Transcribe the material in full, exactly as written.

-- Begin Dataset excerpts --

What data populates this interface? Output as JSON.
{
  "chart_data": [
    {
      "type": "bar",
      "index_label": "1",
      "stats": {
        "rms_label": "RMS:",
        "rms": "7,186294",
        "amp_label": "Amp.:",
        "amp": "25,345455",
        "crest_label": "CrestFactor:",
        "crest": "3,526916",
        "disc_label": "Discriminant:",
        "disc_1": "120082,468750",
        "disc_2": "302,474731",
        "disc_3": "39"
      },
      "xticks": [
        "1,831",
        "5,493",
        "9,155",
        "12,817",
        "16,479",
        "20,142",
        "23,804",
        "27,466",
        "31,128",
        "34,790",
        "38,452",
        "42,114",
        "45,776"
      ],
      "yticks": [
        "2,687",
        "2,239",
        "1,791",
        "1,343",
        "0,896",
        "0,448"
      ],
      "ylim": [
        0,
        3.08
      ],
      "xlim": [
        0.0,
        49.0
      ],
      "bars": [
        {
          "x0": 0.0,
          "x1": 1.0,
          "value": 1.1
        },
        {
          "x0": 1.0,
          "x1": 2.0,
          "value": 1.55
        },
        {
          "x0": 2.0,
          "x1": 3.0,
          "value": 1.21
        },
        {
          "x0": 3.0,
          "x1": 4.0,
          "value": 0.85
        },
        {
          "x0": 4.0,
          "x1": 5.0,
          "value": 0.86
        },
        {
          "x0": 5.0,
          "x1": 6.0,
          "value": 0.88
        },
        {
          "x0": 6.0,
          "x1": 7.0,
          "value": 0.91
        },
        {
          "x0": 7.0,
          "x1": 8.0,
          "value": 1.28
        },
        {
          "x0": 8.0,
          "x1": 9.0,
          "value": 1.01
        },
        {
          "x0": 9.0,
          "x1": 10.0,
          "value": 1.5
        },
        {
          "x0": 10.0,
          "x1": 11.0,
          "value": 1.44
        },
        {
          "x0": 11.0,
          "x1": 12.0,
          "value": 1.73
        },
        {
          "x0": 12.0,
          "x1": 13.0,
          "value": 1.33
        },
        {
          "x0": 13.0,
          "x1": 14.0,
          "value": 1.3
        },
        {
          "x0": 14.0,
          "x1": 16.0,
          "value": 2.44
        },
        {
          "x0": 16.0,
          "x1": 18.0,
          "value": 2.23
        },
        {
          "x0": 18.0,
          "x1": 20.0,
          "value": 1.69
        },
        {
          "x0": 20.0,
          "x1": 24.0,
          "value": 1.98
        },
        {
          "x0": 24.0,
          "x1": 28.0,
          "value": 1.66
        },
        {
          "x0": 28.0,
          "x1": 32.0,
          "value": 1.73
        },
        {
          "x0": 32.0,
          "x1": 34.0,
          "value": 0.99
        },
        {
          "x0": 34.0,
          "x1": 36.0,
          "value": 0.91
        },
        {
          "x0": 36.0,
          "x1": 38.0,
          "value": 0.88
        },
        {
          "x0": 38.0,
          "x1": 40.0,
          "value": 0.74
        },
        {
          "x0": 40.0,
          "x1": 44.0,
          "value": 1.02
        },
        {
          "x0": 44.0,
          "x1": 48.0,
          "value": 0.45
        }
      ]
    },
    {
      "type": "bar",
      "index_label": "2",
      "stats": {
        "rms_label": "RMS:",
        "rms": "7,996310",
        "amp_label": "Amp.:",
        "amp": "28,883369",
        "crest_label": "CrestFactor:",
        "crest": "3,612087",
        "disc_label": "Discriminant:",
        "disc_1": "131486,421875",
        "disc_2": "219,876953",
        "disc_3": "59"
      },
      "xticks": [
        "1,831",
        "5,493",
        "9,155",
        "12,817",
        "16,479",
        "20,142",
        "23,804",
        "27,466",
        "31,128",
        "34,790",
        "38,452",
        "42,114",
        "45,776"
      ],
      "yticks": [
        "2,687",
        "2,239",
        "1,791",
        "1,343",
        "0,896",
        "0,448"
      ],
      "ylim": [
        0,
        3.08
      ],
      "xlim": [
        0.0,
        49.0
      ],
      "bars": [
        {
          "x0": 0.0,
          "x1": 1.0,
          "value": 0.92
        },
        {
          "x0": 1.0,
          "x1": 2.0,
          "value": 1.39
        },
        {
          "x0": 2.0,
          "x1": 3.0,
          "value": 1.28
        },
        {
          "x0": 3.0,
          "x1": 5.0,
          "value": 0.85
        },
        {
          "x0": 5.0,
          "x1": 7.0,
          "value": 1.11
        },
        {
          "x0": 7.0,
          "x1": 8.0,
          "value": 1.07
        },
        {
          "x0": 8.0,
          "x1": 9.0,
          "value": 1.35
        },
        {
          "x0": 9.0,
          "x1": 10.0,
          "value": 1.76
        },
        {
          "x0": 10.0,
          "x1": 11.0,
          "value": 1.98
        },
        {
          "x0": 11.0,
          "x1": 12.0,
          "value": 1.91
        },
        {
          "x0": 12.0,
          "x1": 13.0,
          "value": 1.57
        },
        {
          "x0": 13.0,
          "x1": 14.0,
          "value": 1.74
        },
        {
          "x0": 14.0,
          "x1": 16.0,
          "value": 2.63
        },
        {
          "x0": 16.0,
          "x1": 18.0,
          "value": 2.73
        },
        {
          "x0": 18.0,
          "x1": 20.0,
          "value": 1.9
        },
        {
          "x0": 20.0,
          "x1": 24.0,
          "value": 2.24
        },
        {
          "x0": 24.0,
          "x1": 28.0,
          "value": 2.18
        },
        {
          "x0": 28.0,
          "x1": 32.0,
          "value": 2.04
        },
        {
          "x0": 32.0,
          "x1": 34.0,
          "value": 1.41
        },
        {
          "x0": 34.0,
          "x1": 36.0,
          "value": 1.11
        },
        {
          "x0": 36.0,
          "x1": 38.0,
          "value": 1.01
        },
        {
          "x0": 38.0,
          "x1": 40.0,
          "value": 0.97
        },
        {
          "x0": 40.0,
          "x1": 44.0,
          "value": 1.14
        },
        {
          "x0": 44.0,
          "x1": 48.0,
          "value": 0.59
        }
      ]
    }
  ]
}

-- End Dataset excerpts --

**Solution for this problem**
What data populates this interface? Output as JSON.
{
  "chart_data": [
    {
      "type": "bar",
      "index_label": "1",
      "stats": {
        "rms_label": "RMS:",
        "rms": "7,186294",
        "amp_label": "Amp.:",
        "amp": "25,345455",
        "crest_label": "CrestFactor:",
        "crest": "3,526916",
        "disc_label": "Discriminant:",
        "disc_1": "120082,468750",
        "disc_2": "302,474731",
        "disc_3": "39"
      },
      "xticks": [
        "1,831",
        "5,493",
        "9,155",
        "12,817",
        "16,479",
        "20,142",
        "23,804",
        "27,466",
        "31,128",
        "34,790",
        "38,452",
        "42,114",
        "45,776"
      ],
      "yticks": [
        "2,687",
        "2,239",
        "1,791",
        "1,343",
        "0,896",
        "0,448"
      ],
      "ylim": [
        0,
        3.08
      ],
      "xlim": [
        0.0,
        49.0
      ],
      "bars": [
        {
          "x0": 0.0,
          "x1": 1.0,
          "value": 1.1
        },
        {
          "x0": 1.0,
          "x1": 2.0,
          "value": 1.55
        },
        {
          "x0": 2.0,
          "x1": 3.0,
          "value": 1.21
        },
        {
          "x0": 3.0,
          "x1": 4.0,
          "value": 0.85
        },
        {
          "x0": 4.0,
          "x1": 5.0,
          "value": 0.86
        },
        {
          "x0": 5.0,
          "x1": 6.0,
          "value": 0.88
        },
        {
          "x0": 6.0,
          "x1": 7.0,
          "value": 0.91
        },
        {
          "x0": 7.0,
          "x1": 8.0,
          "value": 1.28
        },
        {
          "x0": 8.0,
          "x1": 9.0,
          "value": 1.01
        },
        {
          "x0": 9.0,
          "x1": 10.0,
          "value": 1.5
        },
        {
          "x0": 10.0,
          "x1": 11.0,
          "value": 1.44
        },
        {
          "x0": 11.0,
          "x1": 12.0,
          "value": 1.73
        },
        {
          "x0": 12.0,
          "x1": 13.0,
          "value": 1.33
        },
        {
          "x0": 13.0,
          "x1": 14.0,
          "value": 1.3
        },
        {
          "x0": 14.0,
          "x1": 16.0,
          "value": 2.44
        },
        {
          "x0": 16.0,
          "x1": 18.0,
          "value": 2.23
        },
        {
          "x0": 18.0,
          "x1": 20.0,
          "value": 1.69
        },
        {
          "x0": 20.0,
          "x1": 24.0,
          "value": 1.98
        },
        {
          "x0": 24.0,
          "x1": 28.0,
          "value": 1.66
        },
        {
          "x0": 28.0,
          "x1": 32.0,
          "value": 1.73
        },
        {
          "x0": 32.0,
          "x1": 34.0,
          "value": 0.99
        },
        {
          "x0": 34.0,
          "x1": 36.0,
          "value": 0.91
        },
        {
          "x0": 36.0,
          "x1": 38.0,
          "value": 0.88
        },
        {
          "x0": 38.0,
          "x1": 40.0,
          "value": 0.74
        },
        {
          "x0": 40.0,
          "x1": 44.0,
          "value": 1.02
        },
        {
          "x0": 44.0,
          "x1": 48.0,
          "value": 0.45
        }
      ]
    },
    {
      "type": "bar",
      "index_label": "2",
      "stats": {
        "rms_label": "RMS:",
        "rms": "7,996310",
        "amp_label": "Amp.:",
        "amp": "28,883369",
        "crest_label": "CrestFactor:",
        "crest": "3,612087",
        "disc_label": "Discriminant:",
        "disc_1": "131486,421875",
        "disc_2": "219,876953",
        "disc_3": "59"
      },
      "xticks": [
        "1,831",
        "5,493",
        "9,155",
        "12,817",
        "16,479",
        "20,142",
        "23,804",
        "27,466",
        "31,128",
        "34,790",
        "38,452",
        "42,114",
        "45,776"
      ],
      "yticks": [
        "2,687",
        "2,239",
        "1,791",
        "1,343",
        "0,896",
        "0,448"
      ],
      "ylim": [
        0,
        3.08
      ],
      "xlim": [
        0.0,
        49.0
      ],
      "bars": [
        {
          "x0": 0.0,
          "x1": 1.0,
          "value": 0.92
        },
        {
          "x0": 1.0,
          "x1": 2.0,
          "value": 1.39
        },
        {
          "x0": 2.0,
          "x1": 3.0,
          "value": 1.28
        },
        {
          "x0": 3.0,
          "x1": 5.0,
          "value": 0.85
        },
        {
          "x0": 5.0,
          "x1": 7.0,
          "value": 1.11
        },
        {
          "x0": 7.0,
          "x1": 8.0,
          "value": 1.07
        },
        {
          "x0": 8.0,
          "x1": 9.0,
          "value": 1.35
        },
        {
          "x0": 9.0,
          "x1": 10.0,
          "value": 1.76
        },
        {
          "x0": 10.0,
          "x1": 11.0,
          "value": 1.98
        },
        {
          "x0": 11.0,
          "x1": 12.0,
          "value": 1.91
        },
        {
          "x0": 12.0,
          "x1": 13.0,
          "value": 1.57
        },
        {
          "x0": 13.0,
          "x1": 14.0,
          "value": 1.74
        },
        {
          "x0": 14.0,
          "x1": 16.0,
          "value": 2.63
        },
        {
          "x0": 16.0,
          "x1": 18.0,
          "value": 2.73
        },
        {
          "x0": 18.0,
          "x1": 20.0,
          "value": 1.9
        },
        {
          "x0": 20.0,
          "x1": 24.0,
          "value": 2.24
        },
        {
          "x0": 24.0,
          "x1": 28.0,
          "value": 2.18
        },
        {
          "x0": 28.0,
          "x1": 32.0,
          "value": 2.04
        },
        {
          "x0": 32.0,
          "x1": 34.0,
          "value": 1.41
        },
        {
          "x0": 34.0,
          "x1": 36.0,
          "value": 1.11
        },
        {
          "x0": 36.0,
          "x1": 38.0,
          "value": 1.01
        },
        {
          "x0": 38.0,
          "x1": 40.0,
          "value": 0.97
        },
        {
          "x0": 40.0,
          "x1": 44.0,
          "value": 1.14
        },
        {
          "x0": 44.0,
          "x1": 48.0,
          "value": 0.59
        }
      ]
    }
  ]
}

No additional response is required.